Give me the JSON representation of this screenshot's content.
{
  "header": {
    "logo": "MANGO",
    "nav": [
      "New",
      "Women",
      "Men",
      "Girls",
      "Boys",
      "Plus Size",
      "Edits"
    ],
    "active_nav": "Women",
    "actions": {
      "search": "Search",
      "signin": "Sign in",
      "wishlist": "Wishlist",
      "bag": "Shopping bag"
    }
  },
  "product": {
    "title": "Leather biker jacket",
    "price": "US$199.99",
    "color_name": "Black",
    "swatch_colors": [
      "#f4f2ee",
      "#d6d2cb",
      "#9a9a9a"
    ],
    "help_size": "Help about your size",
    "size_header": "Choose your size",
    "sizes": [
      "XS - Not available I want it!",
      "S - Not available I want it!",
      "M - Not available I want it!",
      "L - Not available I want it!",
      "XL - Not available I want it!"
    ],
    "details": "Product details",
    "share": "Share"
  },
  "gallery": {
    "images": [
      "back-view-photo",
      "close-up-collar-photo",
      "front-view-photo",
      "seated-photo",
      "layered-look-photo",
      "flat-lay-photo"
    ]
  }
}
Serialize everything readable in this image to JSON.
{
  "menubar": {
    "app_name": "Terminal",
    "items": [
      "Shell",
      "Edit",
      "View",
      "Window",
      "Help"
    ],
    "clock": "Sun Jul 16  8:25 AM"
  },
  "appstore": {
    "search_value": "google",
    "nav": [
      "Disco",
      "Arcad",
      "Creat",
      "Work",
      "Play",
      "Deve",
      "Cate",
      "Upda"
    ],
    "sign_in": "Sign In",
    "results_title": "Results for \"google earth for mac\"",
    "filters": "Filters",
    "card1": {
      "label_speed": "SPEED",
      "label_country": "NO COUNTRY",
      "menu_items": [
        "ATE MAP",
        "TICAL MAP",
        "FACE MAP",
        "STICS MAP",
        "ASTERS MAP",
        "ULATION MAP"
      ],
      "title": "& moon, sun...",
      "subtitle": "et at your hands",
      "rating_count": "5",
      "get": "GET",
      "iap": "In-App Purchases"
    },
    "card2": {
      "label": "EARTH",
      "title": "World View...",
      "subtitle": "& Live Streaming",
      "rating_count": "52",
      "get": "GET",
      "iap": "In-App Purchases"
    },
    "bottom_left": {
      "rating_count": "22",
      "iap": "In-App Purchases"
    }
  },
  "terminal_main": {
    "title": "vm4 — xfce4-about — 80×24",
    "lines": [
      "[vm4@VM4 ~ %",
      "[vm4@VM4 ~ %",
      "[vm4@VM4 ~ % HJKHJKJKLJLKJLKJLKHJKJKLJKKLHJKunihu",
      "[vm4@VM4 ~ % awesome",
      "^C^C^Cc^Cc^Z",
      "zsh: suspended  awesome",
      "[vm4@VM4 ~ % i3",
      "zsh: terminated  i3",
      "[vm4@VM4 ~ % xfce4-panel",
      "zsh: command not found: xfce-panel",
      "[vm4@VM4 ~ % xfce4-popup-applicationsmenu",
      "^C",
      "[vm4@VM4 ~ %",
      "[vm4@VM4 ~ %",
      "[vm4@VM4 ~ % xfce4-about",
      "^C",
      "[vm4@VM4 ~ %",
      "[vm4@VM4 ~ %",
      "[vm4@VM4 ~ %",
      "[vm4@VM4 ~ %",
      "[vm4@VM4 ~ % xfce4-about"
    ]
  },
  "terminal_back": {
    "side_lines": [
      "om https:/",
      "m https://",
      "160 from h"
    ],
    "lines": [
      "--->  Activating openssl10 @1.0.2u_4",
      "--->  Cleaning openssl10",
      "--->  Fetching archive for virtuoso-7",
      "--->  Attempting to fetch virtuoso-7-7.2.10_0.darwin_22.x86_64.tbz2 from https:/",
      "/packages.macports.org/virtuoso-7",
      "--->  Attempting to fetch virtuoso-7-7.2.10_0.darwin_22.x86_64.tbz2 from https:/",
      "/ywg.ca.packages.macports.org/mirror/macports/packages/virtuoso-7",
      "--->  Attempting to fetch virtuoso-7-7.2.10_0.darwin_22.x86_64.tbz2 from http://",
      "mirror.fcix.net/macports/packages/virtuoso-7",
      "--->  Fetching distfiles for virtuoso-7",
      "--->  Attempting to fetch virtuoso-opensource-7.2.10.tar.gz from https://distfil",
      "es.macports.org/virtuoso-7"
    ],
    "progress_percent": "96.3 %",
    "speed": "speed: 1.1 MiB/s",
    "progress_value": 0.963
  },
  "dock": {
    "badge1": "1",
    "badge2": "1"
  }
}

_Your goal_: Find "available". Copy every line it occurs in.

_Result for this exercise_:
      "XS - Not available I want it!",
      "S - Not available I want it!",
      "M - Not available I want it!",
      "L - Not available I want it!",
      "XL - Not available I want it!"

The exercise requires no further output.